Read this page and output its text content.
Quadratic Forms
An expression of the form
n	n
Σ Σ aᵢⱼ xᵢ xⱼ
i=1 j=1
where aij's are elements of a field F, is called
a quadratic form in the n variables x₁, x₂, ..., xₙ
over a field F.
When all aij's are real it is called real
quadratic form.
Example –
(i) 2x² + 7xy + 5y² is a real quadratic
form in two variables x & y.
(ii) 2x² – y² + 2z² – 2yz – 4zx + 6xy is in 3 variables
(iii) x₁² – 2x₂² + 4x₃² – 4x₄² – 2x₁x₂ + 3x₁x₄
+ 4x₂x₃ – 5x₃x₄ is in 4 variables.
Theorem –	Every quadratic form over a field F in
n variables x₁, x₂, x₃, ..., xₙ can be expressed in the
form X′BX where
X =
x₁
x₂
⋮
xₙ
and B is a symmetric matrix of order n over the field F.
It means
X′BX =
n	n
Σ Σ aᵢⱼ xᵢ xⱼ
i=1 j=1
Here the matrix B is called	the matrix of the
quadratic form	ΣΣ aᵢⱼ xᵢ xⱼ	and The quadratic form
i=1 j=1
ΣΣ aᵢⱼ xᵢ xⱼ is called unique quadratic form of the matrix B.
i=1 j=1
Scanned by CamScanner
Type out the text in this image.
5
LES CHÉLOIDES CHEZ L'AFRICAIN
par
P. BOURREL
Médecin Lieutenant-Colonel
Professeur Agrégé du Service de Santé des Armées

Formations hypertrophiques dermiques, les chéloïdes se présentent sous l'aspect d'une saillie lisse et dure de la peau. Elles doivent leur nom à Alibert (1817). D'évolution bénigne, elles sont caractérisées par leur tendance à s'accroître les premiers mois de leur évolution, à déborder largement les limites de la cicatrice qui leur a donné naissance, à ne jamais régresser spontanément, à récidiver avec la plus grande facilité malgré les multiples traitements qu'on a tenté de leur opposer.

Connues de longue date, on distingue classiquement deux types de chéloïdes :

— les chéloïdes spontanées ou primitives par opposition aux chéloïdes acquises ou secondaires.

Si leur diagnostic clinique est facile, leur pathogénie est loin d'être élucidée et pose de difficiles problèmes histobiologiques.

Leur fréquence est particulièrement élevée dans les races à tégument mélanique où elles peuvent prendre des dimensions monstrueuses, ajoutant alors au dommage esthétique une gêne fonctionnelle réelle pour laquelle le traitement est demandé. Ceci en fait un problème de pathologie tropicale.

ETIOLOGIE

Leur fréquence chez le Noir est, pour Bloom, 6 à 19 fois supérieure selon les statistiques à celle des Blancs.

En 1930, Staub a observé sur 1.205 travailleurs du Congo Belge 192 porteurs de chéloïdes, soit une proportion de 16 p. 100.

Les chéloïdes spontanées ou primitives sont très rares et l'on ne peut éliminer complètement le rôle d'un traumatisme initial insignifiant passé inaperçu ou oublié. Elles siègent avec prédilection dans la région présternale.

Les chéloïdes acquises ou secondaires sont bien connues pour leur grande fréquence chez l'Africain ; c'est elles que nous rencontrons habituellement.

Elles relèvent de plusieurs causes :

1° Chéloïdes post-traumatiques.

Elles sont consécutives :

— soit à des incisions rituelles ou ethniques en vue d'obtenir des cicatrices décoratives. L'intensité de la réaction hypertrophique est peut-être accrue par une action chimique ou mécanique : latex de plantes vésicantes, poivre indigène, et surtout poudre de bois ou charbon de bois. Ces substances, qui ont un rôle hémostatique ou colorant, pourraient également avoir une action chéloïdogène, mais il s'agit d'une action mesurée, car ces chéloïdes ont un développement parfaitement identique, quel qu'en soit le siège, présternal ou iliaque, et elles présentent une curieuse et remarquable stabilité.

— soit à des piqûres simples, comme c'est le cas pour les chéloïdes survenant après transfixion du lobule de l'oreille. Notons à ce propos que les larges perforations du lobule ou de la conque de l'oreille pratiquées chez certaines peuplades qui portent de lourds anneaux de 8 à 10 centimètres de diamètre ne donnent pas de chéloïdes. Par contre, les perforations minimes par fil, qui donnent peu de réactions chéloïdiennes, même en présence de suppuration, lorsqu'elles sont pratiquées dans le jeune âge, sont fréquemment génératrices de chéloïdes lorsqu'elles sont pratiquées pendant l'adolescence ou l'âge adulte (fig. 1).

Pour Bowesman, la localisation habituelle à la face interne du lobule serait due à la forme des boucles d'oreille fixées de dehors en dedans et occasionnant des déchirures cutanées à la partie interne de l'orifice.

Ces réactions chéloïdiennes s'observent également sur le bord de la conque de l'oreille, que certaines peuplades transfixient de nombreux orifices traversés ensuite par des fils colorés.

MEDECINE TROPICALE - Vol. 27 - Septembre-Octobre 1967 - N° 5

* _WHAT IS REQUIRED_
The records above need to be transcribed in full. Keep every character unchanged.

* _SOLVED PROBLEM_
Read this page and output its text content.
Quadratic Forms
An expression of the form
n	n
Σ Σ aᵢⱼ xᵢ xⱼ
i=1 j=1
where aij's are elements of a field F, is called
a quadratic form in the n variables x₁, x₂, ..., xₙ
over a field F.
When all aij's are real it is called real
quadratic form.
Example –
(i) 2x² + 7xy + 5y² is a real quadratic
form in two variables x & y.
(ii) 2x² – y² + 2z² – 2yz – 4zx + 6xy is in 3 variables
(iii) x₁² – 2x₂² + 4x₃² – 4x₄² – 2x₁x₂ + 3x₁x₄
+ 4x₂x₃ – 5x₃x₄ is in 4 variables.
Theorem –	Every quadratic form over a field F in
n variables x₁, x₂, x₃, ..., xₙ can be expressed in the
form X′BX where
X =
x₁
x₂
⋮
xₙ
and B is a symmetric matrix of order n over the field F.
It means
X′BX =
n	n
Σ Σ aᵢⱼ xᵢ xⱼ
i=1 j=1
Here the matrix B is called	the matrix of the
quadratic form	ΣΣ aᵢⱼ xᵢ xⱼ	and The quadratic form
i=1 j=1
ΣΣ aᵢⱼ xᵢ xⱼ is called unique quadratic form of the matrix B.
i=1 j=1
Scanned by CamScanner
Type out the text in this image.
5
LES CHÉLOIDES CHEZ L'AFRICAIN
par
P. BOURREL
Médecin Lieutenant-Colonel
Professeur Agrégé du Service de Santé des Armées

Formations hypertrophiques dermiques, les chéloïdes se présentent sous l'aspect d'une saillie lisse et dure de la peau. Elles doivent leur nom à Alibert (1817). D'évolution bénigne, elles sont caractérisées par leur tendance à s'accroître les premiers mois de leur évolution, à déborder largement les limites de la cicatrice qui leur a donné naissance, à ne jamais régresser spontanément, à récidiver avec la plus grande facilité malgré les multiples traitements qu'on a tenté de leur opposer.

Connues de longue date, on distingue classiquement deux types de chéloïdes :

— les chéloïdes spontanées ou primitives par opposition aux chéloïdes acquises ou secondaires.

Si leur diagnostic clinique est facile, leur pathogénie est loin d'être élucidée et pose de difficiles problèmes histobiologiques.

Leur fréquence est particulièrement élevée dans les races à tégument mélanique où elles peuvent prendre des dimensions monstrueuses, ajoutant alors au dommage esthétique une gêne fonctionnelle réelle pour laquelle le traitement est demandé. Ceci en fait un problème de pathologie tropicale.

ETIOLOGIE

Leur fréquence chez le Noir est, pour Bloom, 6 à 19 fois supérieure selon les statistiques à celle des Blancs.

En 1930, Staub a observé sur 1.205 travailleurs du Congo Belge 192 porteurs de chéloïdes, soit une proportion de 16 p. 100.

Les chéloïdes spontanées ou primitives sont très rares et l'on ne peut éliminer complètement le rôle d'un traumatisme initial insignifiant passé inaperçu ou oublié. Elles siègent avec prédilection dans la région présternale.

Les chéloïdes acquises ou secondaires sont bien connues pour leur grande fréquence chez l'Africain ; c'est elles que nous rencontrons habituellement.

Elles relèvent de plusieurs causes :

1° Chéloïdes post-traumatiques.

Elles sont consécutives :

— soit à des incisions rituelles ou ethniques en vue d'obtenir des cicatrices décoratives. L'intensité de la réaction hypertrophique est peut-être accrue par une action chimique ou mécanique : latex de plantes vésicantes, poivre indigène, et surtout poudre de bois ou charbon de bois. Ces substances, qui ont un rôle hémostatique ou colorant, pourraient également avoir une action chéloïdogène, mais il s'agit d'une action mesurée, car ces chéloïdes ont un développement parfaitement identique, quel qu'en soit le siège, présternal ou iliaque, et elles présentent une curieuse et remarquable stabilité.

— soit à des piqûres simples, comme c'est le cas pour les chéloïdes survenant après transfixion du lobule de l'oreille. Notons à ce propos que les larges perforations du lobule ou de la conque de l'oreille pratiquées chez certaines peuplades qui portent de lourds anneaux de 8 à 10 centimètres de diamètre ne donnent pas de chéloïdes. Par contre, les perforations minimes par fil, qui donnent peu de réactions chéloïdiennes, même en présence de suppuration, lorsqu'elles sont pratiquées dans le jeune âge, sont fréquemment génératrices de chéloïdes lorsqu'elles sont pratiquées pendant l'adolescence ou l'âge adulte (fig. 1).

Pour Bowesman, la localisation habituelle à la face interne du lobule serait due à la forme des boucles d'oreille fixées de dehors en dedans et occasionnant des déchirures cutanées à la partie interne de l'orifice.

Ces réactions chéloïdiennes s'observent également sur le bord de la conque de l'oreille, que certaines peuplades transfixient de nombreux orifices traversés ensuite par des fils colorés.

MEDECINE TROPICALE - Vol. 27 - Septembre-Octobre 1967 - N° 5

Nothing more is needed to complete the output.